** Page extract follows **
Security FAQ?

[Skyview]

Not sure if this is the right place for this, but here goes. Is there any type of security FAQ or guidelines for installing, configuring, and maintaining TP? What I'm talking about is something like tips on making it as secure as possible, both in terms of software settings within TP, and filesystem level things that can be done. I did a search on security and didn't find anything like that. I think it would be good to maybe add a section to the forum for such topics.

[G6Cad]

At this time there isent a collected FAQ for those things more then what you might find in the forum or in the faq and doc section we have.
TP is still in Beta testing and Bloc is changing things about all the time, so write up diffrent documentations when we still testing it is like a drop in the ocean and try to find that drop there again.

We will however work on them, but at this time we doesent have all that much more then basics on how to 

[Skyview]

OK. I realize the software settings recommendations could change significantly depending on changes that are made before 1.0, but I'm thinking any file system recommendations probably would stay more or less the same (i.e. chmod directory x and y to 644, etc.) Look forward to any tips that may be available or if others have recommendations based on your experiences with TP and SMF please post and share. Maybe we can start a initial list of security best practices  :up:

[G6Cad]

TP uses SMF files more or less for security. So most docs on how the files should be set to be safe is documented on simplemachines.org

[bloc]

Thats correct..the sources folder and templates/themes folder follows SMF documentation on security. There are the tp-downlaods and tp-images folders which both needs to be writable, but tp-downloads has a htaccess file to prevent admission other from within TP.
** End of Page extract **
** Information follows **
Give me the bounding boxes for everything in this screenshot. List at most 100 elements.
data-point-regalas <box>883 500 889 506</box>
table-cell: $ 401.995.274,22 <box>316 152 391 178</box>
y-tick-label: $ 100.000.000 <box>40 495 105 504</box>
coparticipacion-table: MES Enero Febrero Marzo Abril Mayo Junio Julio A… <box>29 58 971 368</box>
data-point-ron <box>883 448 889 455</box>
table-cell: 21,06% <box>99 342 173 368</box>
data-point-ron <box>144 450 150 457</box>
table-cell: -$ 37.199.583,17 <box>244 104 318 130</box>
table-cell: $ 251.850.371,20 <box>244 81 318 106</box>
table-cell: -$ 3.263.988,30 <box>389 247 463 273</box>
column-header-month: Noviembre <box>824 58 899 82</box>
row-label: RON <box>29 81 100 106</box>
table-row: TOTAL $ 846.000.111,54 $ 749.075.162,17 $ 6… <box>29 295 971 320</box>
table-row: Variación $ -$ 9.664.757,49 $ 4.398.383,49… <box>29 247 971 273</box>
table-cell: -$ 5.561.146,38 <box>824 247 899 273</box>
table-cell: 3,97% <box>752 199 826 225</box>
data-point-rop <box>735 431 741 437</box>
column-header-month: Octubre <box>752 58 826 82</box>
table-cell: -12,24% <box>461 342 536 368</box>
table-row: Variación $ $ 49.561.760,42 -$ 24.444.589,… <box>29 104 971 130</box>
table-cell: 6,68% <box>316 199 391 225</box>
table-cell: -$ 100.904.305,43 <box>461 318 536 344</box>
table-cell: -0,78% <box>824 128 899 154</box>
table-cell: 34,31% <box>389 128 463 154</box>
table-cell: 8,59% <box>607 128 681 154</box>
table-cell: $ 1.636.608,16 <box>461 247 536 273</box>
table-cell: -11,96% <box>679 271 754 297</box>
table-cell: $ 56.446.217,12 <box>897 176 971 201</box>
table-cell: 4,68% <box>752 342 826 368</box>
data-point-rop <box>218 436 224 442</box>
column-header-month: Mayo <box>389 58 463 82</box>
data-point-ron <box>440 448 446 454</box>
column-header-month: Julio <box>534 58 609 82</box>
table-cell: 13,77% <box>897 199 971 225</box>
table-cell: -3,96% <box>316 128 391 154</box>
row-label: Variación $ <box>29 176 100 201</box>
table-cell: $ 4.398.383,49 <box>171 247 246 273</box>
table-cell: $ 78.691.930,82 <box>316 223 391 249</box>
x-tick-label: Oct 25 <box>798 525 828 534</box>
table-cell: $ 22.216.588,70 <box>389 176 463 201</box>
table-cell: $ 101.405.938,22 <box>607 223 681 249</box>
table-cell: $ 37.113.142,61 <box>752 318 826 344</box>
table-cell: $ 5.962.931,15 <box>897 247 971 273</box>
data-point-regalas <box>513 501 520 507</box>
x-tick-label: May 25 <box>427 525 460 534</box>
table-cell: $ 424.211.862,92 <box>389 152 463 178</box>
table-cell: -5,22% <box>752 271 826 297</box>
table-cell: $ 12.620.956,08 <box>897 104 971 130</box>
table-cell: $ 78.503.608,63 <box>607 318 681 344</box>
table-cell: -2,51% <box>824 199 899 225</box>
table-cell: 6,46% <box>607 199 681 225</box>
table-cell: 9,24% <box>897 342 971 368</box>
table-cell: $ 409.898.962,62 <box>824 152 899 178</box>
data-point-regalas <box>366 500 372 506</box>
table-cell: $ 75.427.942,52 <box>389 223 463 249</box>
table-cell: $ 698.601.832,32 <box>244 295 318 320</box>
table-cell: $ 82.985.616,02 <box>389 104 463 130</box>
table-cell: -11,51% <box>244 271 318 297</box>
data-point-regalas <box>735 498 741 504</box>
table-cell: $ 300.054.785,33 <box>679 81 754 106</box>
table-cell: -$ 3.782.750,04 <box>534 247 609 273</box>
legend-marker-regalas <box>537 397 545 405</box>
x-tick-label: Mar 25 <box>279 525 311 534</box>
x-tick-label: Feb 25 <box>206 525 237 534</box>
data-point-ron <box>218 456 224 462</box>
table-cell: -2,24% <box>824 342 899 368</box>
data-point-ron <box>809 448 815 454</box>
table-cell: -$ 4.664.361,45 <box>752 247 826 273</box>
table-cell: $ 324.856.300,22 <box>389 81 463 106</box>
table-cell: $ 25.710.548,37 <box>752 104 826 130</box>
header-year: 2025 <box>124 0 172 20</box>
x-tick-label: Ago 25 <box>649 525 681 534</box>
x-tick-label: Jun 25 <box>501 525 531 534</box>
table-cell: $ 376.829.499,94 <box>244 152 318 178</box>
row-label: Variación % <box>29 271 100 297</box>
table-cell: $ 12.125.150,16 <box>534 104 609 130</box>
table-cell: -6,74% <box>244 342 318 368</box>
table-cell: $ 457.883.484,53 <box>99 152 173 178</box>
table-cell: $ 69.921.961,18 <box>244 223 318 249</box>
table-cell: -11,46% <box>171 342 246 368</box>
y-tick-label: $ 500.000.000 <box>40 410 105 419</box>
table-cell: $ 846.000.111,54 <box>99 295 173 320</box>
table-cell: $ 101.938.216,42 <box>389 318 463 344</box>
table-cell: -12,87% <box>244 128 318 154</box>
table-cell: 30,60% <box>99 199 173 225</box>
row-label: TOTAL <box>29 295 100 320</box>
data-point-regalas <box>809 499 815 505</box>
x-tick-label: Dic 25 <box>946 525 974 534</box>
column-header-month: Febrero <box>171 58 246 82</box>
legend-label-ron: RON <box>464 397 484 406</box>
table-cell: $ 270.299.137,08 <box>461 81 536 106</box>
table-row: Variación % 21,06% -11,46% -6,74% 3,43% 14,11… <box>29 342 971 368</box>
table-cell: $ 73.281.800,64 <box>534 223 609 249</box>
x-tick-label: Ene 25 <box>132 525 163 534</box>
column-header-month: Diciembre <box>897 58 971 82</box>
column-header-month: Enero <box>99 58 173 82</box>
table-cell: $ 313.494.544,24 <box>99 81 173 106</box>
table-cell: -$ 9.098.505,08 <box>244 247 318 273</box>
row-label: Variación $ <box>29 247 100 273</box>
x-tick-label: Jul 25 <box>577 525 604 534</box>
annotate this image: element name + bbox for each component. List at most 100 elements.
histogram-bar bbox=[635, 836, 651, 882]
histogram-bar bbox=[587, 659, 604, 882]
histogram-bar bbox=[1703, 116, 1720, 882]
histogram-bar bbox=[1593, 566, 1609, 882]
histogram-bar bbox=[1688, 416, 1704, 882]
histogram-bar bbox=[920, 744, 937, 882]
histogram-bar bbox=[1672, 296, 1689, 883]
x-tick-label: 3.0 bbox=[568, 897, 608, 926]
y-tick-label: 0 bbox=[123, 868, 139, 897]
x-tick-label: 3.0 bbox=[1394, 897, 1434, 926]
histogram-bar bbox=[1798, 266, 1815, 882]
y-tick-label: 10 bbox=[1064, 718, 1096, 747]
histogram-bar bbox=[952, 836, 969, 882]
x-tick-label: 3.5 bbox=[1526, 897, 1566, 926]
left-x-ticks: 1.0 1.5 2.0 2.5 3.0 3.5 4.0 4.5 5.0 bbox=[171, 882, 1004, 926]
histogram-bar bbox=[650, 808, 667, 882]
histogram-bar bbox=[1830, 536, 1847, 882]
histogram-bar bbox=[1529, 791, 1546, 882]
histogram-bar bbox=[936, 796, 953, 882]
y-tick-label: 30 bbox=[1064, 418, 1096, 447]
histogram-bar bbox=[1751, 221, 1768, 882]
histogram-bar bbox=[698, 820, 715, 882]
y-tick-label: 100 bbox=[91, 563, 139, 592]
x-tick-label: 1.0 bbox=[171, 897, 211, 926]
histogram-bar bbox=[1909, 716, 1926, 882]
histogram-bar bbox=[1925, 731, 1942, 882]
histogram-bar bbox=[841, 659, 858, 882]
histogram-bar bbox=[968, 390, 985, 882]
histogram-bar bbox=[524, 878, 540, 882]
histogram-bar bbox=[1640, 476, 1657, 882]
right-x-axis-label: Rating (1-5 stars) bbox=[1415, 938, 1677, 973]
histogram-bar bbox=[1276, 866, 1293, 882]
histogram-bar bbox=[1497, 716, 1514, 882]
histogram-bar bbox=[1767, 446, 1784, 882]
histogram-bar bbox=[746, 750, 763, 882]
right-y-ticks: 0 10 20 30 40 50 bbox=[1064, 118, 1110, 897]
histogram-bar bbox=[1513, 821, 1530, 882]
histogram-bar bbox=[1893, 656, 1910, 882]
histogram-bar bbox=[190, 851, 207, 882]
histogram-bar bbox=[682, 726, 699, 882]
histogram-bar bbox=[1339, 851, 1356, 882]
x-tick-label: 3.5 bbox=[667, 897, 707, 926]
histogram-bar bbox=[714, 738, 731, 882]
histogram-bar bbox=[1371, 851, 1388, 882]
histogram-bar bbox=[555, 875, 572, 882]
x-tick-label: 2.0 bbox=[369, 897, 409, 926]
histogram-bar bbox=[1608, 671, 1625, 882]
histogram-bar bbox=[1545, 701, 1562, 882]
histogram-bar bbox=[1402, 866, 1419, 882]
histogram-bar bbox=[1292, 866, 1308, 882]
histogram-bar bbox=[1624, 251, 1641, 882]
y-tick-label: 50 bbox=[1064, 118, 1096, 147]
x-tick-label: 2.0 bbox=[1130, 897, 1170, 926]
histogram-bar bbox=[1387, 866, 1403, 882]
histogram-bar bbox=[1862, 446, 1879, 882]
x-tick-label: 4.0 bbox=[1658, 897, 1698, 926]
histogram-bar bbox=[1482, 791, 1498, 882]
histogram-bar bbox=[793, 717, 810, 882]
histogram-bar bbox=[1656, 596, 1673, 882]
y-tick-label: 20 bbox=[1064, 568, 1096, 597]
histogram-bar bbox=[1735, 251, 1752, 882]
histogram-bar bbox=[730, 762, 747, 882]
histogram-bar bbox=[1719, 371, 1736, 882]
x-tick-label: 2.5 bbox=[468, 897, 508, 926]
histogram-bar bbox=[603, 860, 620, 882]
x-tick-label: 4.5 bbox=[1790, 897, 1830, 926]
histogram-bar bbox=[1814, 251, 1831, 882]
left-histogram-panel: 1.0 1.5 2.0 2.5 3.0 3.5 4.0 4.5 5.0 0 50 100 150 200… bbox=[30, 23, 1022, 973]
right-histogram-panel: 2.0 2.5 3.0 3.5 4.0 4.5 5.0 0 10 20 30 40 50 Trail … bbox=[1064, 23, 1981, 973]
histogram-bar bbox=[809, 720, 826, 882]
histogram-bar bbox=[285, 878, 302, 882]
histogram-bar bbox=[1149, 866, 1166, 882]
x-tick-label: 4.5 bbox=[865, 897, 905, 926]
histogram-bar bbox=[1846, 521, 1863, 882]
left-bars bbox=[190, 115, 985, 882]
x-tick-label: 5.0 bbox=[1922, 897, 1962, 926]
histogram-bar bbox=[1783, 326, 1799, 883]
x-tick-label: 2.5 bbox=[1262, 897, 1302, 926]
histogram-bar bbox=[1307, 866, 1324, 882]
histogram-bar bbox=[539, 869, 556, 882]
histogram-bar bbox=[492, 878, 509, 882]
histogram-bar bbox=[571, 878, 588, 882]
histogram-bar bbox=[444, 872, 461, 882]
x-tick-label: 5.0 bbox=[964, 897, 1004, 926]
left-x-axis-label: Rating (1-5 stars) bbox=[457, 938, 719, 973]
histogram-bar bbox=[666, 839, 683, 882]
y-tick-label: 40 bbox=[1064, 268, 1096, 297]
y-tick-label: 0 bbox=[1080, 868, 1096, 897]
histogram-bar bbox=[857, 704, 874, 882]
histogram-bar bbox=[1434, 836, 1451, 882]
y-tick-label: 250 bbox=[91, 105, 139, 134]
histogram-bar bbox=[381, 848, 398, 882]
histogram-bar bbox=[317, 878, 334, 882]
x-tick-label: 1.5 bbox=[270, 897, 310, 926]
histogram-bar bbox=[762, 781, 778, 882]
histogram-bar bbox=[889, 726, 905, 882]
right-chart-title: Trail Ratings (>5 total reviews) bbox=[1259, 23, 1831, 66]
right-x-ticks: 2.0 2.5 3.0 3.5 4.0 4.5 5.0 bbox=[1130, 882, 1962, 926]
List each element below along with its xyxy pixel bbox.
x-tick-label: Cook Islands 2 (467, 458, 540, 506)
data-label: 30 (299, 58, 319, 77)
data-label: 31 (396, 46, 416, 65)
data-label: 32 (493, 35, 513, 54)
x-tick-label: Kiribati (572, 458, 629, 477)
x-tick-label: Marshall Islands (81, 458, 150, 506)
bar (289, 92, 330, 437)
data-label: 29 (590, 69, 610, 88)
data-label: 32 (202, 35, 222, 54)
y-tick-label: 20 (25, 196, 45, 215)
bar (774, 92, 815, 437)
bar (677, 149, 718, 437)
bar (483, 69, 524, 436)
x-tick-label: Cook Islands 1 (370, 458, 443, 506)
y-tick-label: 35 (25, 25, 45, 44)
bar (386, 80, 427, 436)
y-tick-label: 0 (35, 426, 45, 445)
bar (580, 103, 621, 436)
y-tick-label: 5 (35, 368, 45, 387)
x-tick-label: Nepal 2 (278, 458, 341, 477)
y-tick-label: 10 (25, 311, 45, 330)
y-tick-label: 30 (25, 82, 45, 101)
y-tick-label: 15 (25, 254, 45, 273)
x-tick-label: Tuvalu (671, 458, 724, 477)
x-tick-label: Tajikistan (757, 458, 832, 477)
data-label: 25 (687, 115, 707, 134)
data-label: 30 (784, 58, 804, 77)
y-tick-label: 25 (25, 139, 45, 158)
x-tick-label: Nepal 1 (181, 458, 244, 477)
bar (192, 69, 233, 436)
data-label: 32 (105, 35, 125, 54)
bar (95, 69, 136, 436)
** End of Information **
» **Exercise set**:
• A. Retype the forum thread on TP security between "OK. I realize" and "from within TP.", inclusive.
• B. Summarize the forum thread on TP security in two sentences.
The records are separate material with no connection to the forum thread on TP security.

» **Answers to the exercises**:
• A.
OK. I realize the software settings recommendations could change significantly depending on changes that are made before 1.0, but I'm thinking any file system recommendations probably would stay more or less the same (i.e. chmod directory x and y to 644, etc.) Look forward to any tips that may be available or if others have recommendations based on your experiences with TP and SMF please post and share. Maybe we can start a initial list of security best practices  :up:

[G6Cad]

TP uses SMF files more or less for security. So most docs on how the files should be set to be safe is documented on simplemachines.org

[bloc]

Thats correct..the sources folder and templates/themes folder follows SMF documentation on security. There are the tp-downlaods and tp-images folders which both needs to be writable, but tp-downloads has a htaccess file to prevent admission other from within TP.

• B. Skyview asks whether there are security guidelines for installing, configuring, and maintaining TP, and G6Cad replies that no collected FAQ exists yet because TP is still in beta and changing often. G6Cad and bloc explain that TP largely relies on SMF files for security, so SMF's documentation applies, though the tp-downloads and tp-images folders must be writable and tp-downloads has an htaccess file to block access from anywhere other than within TP.